[Start MATERIAL PROVIDED]

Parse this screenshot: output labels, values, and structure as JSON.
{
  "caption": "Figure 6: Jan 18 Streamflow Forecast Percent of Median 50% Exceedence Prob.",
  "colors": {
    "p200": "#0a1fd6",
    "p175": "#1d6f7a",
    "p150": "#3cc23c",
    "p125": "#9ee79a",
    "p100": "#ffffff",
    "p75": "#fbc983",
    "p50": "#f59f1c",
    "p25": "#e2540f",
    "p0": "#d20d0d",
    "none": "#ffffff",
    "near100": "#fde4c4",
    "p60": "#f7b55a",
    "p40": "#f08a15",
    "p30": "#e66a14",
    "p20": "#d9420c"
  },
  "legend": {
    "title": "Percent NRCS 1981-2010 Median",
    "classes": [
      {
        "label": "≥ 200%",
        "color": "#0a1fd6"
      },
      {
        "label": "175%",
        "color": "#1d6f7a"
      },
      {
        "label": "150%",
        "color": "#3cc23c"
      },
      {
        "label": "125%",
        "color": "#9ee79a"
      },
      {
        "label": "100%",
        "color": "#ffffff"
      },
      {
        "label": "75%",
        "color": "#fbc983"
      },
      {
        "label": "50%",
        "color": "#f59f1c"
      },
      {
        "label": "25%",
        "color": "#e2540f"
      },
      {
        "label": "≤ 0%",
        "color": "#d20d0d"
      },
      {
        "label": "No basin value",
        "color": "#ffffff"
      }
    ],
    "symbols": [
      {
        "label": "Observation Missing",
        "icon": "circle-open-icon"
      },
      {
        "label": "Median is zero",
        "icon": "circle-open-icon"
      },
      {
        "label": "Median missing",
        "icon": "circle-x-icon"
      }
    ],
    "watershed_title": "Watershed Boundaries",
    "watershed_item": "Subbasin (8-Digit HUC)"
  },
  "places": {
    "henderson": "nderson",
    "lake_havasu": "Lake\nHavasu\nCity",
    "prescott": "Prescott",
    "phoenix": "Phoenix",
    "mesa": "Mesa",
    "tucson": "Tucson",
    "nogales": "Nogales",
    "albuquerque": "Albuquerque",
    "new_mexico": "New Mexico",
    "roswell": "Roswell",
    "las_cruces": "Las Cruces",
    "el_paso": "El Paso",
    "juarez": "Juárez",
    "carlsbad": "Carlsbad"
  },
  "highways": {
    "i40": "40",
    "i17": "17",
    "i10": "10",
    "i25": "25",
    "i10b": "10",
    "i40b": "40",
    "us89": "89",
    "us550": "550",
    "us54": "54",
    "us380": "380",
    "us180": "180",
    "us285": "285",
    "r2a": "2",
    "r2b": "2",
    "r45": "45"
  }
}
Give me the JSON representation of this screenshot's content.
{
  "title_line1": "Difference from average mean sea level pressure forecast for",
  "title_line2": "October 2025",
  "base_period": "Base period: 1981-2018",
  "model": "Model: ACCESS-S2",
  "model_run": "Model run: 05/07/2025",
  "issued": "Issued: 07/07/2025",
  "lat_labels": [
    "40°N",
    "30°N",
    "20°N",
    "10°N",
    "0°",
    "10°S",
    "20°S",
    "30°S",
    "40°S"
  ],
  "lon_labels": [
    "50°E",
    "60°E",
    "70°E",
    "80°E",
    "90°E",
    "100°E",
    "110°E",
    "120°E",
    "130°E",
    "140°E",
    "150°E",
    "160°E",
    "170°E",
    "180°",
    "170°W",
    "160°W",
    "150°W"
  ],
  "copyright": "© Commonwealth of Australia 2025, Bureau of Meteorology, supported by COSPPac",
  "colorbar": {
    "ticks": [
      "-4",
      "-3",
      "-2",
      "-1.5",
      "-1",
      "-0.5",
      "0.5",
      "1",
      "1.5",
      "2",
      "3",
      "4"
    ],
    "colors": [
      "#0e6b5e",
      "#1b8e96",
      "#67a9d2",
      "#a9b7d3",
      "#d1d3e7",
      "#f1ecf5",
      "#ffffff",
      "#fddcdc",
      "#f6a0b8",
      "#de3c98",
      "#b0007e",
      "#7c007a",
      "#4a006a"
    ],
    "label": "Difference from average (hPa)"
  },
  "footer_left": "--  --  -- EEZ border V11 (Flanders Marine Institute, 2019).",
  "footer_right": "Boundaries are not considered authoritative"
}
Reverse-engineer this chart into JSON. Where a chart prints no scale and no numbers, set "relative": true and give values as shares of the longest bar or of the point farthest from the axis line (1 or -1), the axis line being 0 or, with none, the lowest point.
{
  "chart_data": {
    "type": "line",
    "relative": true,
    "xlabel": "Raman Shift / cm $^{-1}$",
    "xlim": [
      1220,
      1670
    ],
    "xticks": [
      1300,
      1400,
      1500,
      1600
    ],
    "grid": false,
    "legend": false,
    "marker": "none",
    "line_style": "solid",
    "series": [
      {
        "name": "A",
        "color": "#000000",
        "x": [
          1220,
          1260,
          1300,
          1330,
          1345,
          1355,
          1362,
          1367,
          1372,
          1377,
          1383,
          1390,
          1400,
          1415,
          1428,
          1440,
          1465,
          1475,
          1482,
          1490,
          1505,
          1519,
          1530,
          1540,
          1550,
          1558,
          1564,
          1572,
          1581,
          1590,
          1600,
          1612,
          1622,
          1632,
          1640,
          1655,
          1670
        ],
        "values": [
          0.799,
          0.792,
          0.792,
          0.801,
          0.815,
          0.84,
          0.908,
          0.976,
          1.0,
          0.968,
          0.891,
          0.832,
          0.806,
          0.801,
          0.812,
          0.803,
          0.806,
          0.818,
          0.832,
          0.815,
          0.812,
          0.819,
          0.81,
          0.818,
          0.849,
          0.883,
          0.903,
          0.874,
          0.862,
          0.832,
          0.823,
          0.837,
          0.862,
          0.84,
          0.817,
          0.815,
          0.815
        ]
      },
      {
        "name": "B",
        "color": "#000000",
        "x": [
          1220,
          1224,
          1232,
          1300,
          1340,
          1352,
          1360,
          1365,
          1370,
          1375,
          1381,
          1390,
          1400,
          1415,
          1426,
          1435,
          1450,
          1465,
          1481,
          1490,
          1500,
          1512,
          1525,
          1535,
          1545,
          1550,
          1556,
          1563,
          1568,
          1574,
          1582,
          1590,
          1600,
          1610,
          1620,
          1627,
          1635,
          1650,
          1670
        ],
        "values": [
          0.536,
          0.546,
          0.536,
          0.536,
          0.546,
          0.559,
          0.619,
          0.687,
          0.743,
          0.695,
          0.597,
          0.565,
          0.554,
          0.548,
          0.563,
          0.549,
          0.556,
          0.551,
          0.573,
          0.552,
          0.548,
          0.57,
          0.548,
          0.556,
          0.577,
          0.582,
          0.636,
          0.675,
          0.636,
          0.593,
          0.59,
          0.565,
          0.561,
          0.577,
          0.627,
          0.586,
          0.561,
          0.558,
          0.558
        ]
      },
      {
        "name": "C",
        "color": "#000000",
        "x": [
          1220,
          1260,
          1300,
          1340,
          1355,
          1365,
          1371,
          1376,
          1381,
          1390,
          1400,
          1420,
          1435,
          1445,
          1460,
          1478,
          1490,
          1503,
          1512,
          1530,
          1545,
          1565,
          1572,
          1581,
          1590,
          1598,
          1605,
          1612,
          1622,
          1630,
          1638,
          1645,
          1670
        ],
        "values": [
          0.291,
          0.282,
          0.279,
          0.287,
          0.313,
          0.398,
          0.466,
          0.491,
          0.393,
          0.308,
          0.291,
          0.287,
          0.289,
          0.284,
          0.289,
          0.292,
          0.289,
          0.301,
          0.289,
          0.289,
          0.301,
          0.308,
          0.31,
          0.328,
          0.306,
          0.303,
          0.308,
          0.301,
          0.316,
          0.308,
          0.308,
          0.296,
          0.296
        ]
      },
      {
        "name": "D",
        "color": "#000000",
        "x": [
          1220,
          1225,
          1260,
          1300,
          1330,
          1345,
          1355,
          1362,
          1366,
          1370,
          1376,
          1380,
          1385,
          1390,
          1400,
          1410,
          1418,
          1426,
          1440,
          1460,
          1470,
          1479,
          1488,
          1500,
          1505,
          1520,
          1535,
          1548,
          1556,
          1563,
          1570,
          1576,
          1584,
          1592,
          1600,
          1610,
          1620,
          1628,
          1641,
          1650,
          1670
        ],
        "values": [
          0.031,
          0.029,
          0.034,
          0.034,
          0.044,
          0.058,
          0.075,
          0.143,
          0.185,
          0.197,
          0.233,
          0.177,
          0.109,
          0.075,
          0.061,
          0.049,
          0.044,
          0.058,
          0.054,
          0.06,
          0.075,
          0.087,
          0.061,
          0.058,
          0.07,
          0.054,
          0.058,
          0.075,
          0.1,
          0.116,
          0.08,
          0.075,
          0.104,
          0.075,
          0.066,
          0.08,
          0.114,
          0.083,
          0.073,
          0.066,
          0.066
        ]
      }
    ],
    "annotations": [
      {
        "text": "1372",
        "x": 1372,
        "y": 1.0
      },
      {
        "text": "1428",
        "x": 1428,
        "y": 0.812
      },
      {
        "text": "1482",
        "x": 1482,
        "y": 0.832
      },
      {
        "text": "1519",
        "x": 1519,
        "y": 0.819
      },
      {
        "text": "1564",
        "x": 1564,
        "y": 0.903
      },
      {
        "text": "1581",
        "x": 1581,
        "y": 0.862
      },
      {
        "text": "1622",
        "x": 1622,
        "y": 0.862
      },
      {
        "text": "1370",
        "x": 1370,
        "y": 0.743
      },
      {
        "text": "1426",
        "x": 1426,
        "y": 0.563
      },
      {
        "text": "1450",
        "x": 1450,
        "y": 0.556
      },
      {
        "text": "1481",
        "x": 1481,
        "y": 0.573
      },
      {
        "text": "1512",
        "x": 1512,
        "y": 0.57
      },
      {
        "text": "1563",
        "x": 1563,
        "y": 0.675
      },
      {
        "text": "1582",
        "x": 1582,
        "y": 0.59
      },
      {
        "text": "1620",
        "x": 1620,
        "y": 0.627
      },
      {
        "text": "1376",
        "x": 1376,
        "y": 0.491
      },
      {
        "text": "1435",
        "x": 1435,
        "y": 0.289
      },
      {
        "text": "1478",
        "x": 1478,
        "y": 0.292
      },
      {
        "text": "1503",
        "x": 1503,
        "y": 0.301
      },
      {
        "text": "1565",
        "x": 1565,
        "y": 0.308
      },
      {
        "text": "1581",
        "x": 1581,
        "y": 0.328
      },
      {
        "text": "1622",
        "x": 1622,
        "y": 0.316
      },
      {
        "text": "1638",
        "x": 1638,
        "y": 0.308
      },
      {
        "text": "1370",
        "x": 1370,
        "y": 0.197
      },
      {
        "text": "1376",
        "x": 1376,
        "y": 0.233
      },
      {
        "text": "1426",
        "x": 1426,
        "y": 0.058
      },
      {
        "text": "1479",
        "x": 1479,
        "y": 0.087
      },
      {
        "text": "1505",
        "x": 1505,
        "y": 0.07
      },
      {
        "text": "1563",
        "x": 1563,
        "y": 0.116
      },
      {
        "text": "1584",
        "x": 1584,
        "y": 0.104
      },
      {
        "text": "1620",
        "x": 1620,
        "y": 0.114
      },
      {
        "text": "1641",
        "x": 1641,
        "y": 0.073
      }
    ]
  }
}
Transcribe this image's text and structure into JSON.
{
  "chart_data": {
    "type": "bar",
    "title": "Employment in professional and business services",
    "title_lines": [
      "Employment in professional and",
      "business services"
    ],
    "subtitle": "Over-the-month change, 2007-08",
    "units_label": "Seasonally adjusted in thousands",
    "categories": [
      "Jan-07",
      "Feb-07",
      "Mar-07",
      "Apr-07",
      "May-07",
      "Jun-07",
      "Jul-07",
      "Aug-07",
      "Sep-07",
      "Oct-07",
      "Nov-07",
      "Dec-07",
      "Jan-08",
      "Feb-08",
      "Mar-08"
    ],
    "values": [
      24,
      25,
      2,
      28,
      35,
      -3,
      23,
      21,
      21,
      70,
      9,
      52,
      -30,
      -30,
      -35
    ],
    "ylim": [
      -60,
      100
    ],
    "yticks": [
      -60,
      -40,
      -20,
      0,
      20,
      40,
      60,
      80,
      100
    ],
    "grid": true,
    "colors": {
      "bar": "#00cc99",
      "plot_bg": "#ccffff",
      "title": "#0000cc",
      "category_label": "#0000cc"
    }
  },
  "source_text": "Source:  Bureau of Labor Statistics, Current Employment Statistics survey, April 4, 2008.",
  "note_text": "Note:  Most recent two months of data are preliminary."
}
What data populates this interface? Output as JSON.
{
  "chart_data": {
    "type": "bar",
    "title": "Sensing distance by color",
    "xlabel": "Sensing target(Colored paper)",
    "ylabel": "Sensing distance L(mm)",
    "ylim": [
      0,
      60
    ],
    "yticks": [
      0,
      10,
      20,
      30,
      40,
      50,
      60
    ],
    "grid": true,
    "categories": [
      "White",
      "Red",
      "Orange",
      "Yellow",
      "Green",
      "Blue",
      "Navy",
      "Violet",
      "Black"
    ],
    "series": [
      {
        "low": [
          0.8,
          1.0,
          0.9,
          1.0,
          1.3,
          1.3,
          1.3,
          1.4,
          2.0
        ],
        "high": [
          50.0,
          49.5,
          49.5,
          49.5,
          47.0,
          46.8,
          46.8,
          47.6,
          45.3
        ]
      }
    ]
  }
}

[End MATERIAL PROVIDED]

Only the number is needed here: how many lines of the records contain "Bureau"?

# SOLUTION FOR THIS TASK
2